# [THE TASK]
Write each record again exactly as it stands.

:: RECORDS FOR PROCESSING ::

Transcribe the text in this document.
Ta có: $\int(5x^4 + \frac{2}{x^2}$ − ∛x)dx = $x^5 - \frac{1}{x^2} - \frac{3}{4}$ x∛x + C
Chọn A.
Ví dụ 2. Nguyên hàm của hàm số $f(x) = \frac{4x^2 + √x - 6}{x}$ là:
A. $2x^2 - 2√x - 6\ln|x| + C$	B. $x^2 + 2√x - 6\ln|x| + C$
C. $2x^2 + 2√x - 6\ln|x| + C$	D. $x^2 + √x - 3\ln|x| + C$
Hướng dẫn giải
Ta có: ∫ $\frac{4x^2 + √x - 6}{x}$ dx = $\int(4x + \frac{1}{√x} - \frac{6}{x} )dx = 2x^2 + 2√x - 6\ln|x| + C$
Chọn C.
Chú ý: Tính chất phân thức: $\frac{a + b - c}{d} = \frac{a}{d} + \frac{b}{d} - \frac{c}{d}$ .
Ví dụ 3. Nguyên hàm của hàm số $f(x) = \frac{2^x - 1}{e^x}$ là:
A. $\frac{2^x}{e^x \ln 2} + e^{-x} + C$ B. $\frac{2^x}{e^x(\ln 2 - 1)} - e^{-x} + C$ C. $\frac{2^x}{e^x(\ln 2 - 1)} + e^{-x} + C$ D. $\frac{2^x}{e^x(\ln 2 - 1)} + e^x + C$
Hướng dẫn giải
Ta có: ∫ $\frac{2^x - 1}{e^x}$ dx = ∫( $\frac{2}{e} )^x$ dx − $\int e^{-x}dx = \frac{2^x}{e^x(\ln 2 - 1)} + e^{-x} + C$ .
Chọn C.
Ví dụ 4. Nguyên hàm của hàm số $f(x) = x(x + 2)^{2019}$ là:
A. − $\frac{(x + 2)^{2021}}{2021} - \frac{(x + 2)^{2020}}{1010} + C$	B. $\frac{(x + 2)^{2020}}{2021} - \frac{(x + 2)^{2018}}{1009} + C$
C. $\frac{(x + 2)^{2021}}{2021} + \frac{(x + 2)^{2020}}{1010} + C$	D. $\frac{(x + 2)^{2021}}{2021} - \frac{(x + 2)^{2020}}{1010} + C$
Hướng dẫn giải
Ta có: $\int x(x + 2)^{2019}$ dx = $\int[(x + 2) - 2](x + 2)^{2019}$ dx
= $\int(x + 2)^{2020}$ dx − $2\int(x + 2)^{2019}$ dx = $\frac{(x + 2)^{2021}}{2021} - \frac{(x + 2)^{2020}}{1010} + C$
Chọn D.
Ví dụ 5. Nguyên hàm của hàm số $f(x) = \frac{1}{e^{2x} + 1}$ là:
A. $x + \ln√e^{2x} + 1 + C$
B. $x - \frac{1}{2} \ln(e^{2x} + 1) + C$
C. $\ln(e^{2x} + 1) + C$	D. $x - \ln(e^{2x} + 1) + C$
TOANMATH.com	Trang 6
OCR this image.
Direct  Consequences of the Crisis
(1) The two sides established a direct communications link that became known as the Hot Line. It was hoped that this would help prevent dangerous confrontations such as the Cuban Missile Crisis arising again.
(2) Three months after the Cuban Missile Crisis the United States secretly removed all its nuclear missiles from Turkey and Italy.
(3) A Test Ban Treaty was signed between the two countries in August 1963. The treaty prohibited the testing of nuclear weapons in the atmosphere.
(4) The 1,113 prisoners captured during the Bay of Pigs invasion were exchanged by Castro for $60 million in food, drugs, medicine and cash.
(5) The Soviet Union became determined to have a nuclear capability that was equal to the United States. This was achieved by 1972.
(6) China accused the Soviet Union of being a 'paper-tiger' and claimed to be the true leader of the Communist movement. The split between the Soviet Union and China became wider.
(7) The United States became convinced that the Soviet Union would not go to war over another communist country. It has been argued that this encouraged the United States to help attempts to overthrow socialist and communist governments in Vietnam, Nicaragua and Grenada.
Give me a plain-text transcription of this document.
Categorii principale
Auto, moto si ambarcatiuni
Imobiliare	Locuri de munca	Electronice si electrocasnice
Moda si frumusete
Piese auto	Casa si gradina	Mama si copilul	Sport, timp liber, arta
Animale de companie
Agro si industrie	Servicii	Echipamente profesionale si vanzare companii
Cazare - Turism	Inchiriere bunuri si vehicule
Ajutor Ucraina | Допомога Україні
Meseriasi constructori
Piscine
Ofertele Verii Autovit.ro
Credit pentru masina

:::

# [EXPECTED OUTPUT]
Transcribe the text in this document.
Ta có: $\int(5x^4 + \frac{2}{x^2}$ − ∛x)dx = $x^5 - \frac{1}{x^2} - \frac{3}{4}$ x∛x + C
Chọn A.
Ví dụ 2. Nguyên hàm của hàm số $f(x) = \frac{4x^2 + √x - 6}{x}$ là:
A. $2x^2 - 2√x - 6\ln|x| + C$	B. $x^2 + 2√x - 6\ln|x| + C$
C. $2x^2 + 2√x - 6\ln|x| + C$	D. $x^2 + √x - 3\ln|x| + C$
Hướng dẫn giải
Ta có: ∫ $\frac{4x^2 + √x - 6}{x}$ dx = $\int(4x + \frac{1}{√x} - \frac{6}{x} )dx = 2x^2 + 2√x - 6\ln|x| + C$
Chọn C.
Chú ý: Tính chất phân thức: $\frac{a + b - c}{d} = \frac{a}{d} + \frac{b}{d} - \frac{c}{d}$ .
Ví dụ 3. Nguyên hàm của hàm số $f(x) = \frac{2^x - 1}{e^x}$ là:
A. $\frac{2^x}{e^x \ln 2} + e^{-x} + C$ B. $\frac{2^x}{e^x(\ln 2 - 1)} - e^{-x} + C$ C. $\frac{2^x}{e^x(\ln 2 - 1)} + e^{-x} + C$ D. $\frac{2^x}{e^x(\ln 2 - 1)} + e^x + C$
Hướng dẫn giải
Ta có: ∫ $\frac{2^x - 1}{e^x}$ dx = ∫( $\frac{2}{e} )^x$ dx − $\int e^{-x}dx = \frac{2^x}{e^x(\ln 2 - 1)} + e^{-x} + C$ .
Chọn C.
Ví dụ 4. Nguyên hàm của hàm số $f(x) = x(x + 2)^{2019}$ là:
A. − $\frac{(x + 2)^{2021}}{2021} - \frac{(x + 2)^{2020}}{1010} + C$	B. $\frac{(x + 2)^{2020}}{2021} - \frac{(x + 2)^{2018}}{1009} + C$
C. $\frac{(x + 2)^{2021}}{2021} + \frac{(x + 2)^{2020}}{1010} + C$	D. $\frac{(x + 2)^{2021}}{2021} - \frac{(x + 2)^{2020}}{1010} + C$
Hướng dẫn giải
Ta có: $\int x(x + 2)^{2019}$ dx = $\int[(x + 2) - 2](x + 2)^{2019}$ dx
= $\int(x + 2)^{2020}$ dx − $2\int(x + 2)^{2019}$ dx = $\frac{(x + 2)^{2021}}{2021} - \frac{(x + 2)^{2020}}{1010} + C$
Chọn D.
Ví dụ 5. Nguyên hàm của hàm số $f(x) = \frac{1}{e^{2x} + 1}$ là:
A. $x + \ln√e^{2x} + 1 + C$
B. $x - \frac{1}{2} \ln(e^{2x} + 1) + C$
C. $\ln(e^{2x} + 1) + C$	D. $x - \ln(e^{2x} + 1) + C$
TOANMATH.com	Trang 6
OCR this image.
Direct  Consequences of the Crisis
(1) The two sides established a direct communications link that became known as the Hot Line. It was hoped that this would help prevent dangerous confrontations such as the Cuban Missile Crisis arising again.
(2) Three months after the Cuban Missile Crisis the United States secretly removed all its nuclear missiles from Turkey and Italy.
(3) A Test Ban Treaty was signed between the two countries in August 1963. The treaty prohibited the testing of nuclear weapons in the atmosphere.
(4) The 1,113 prisoners captured during the Bay of Pigs invasion were exchanged by Castro for $60 million in food, drugs, medicine and cash.
(5) The Soviet Union became determined to have a nuclear capability that was equal to the United States. This was achieved by 1972.
(6) China accused the Soviet Union of being a 'paper-tiger' and claimed to be the true leader of the Communist movement. The split between the Soviet Union and China became wider.
(7) The United States became convinced that the Soviet Union would not go to war over another communist country. It has been argued that this encouraged the United States to help attempts to overthrow socialist and communist governments in Vietnam, Nicaragua and Grenada.
Give me a plain-text transcription of this document.
Categorii principale
Auto, moto si ambarcatiuni
Imobiliare	Locuri de munca	Electronice si electrocasnice
Moda si frumusete
Piese auto	Casa si gradina	Mama si copilul	Sport, timp liber, arta
Animale de companie
Agro si industrie	Servicii	Echipamente profesionale si vanzare companii
Cazare - Turism	Inchiriere bunuri si vehicule
Ajutor Ucraina | Допомога Україні
Meseriasi constructori
Piscine
Ofertele Verii Autovit.ro
Credit pentru masina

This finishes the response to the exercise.